# Short exercise
Write out exactly the lines running from the line that includes "Extract all readable text from this page." to the end of the data, both ends included, and nothing besides.

*** Records for this exercise

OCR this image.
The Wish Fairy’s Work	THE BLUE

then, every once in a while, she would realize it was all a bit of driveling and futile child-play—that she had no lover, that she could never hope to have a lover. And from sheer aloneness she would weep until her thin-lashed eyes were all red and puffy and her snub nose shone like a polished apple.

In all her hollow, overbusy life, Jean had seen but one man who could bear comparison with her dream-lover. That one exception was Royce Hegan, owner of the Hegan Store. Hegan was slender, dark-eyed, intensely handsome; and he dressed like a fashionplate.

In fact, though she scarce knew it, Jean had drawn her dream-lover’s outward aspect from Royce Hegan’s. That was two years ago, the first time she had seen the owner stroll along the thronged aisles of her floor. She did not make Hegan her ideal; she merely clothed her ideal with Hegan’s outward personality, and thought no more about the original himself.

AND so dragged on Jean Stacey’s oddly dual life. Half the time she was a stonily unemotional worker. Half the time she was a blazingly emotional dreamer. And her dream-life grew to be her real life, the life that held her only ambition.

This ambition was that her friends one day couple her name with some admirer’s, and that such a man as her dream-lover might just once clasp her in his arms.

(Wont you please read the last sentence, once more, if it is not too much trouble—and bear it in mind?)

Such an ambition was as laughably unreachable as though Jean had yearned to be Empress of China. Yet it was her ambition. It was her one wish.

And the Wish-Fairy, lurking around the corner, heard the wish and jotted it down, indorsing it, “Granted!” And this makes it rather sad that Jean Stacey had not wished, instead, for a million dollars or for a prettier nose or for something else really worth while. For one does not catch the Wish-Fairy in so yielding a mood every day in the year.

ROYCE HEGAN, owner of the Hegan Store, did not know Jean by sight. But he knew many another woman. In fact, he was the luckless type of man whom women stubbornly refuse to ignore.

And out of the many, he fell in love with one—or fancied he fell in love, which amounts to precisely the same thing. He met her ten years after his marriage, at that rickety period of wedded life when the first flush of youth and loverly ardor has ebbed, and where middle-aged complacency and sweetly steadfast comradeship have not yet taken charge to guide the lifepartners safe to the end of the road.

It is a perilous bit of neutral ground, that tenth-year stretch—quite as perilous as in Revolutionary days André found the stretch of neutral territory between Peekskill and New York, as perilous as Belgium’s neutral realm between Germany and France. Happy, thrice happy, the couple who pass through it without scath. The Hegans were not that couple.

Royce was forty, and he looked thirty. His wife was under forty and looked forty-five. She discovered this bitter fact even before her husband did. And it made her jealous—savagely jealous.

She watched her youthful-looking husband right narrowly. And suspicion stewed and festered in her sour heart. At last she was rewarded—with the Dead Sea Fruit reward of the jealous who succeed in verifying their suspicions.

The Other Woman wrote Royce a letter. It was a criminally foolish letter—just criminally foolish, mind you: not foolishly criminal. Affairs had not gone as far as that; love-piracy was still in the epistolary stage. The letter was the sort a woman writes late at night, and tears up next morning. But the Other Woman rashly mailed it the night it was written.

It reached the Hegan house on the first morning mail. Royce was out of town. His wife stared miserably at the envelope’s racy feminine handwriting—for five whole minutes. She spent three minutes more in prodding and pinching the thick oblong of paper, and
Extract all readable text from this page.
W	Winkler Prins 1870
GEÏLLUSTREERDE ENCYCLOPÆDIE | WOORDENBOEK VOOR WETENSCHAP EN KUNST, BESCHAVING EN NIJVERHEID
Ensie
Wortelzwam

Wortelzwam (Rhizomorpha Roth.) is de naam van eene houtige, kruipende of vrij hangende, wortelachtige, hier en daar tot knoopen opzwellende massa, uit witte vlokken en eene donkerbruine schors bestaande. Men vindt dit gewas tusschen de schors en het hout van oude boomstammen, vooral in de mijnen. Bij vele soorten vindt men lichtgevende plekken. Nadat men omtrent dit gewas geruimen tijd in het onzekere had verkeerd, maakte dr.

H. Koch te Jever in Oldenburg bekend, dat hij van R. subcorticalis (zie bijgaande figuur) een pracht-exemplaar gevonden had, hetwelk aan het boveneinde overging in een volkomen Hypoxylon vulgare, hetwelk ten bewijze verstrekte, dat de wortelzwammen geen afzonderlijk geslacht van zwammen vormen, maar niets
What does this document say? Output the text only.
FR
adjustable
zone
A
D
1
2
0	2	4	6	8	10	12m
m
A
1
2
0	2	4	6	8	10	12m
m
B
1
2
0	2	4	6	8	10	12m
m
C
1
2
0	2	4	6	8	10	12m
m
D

******

# Problem solution
Extract all readable text from this page.
W	Winkler Prins 1870
GEÏLLUSTREERDE ENCYCLOPÆDIE | WOORDENBOEK VOOR WETENSCHAP EN KUNST, BESCHAVING EN NIJVERHEID
Ensie
Wortelzwam

Wortelzwam (Rhizomorpha Roth.) is de naam van eene houtige, kruipende of vrij hangende, wortelachtige, hier en daar tot knoopen opzwellende massa, uit witte vlokken en eene donkerbruine schors bestaande. Men vindt dit gewas tusschen de schors en het hout van oude boomstammen, vooral in de mijnen. Bij vele soorten vindt men lichtgevende plekken. Nadat men omtrent dit gewas geruimen tijd in het onzekere had verkeerd, maakte dr.

H. Koch te Jever in Oldenburg bekend, dat hij van R. subcorticalis (zie bijgaande figuur) een pracht-exemplaar gevonden had, hetwelk aan het boveneinde overging in een volkomen Hypoxylon vulgare, hetwelk ten bewijze verstrekte, dat de wortelzwammen geen afzonderlijk geslacht van zwammen vormen, maar niets
What does this document say? Output the text only.
FR
adjustable
zone
A
D
1
2
0	2	4	6	8	10	12m
m
A
1
2
0	2	4	6	8	10	12m
m
B
1
2
0	2	4	6	8	10	12m
m
C
1
2
0	2	4	6	8	10	12m
m
D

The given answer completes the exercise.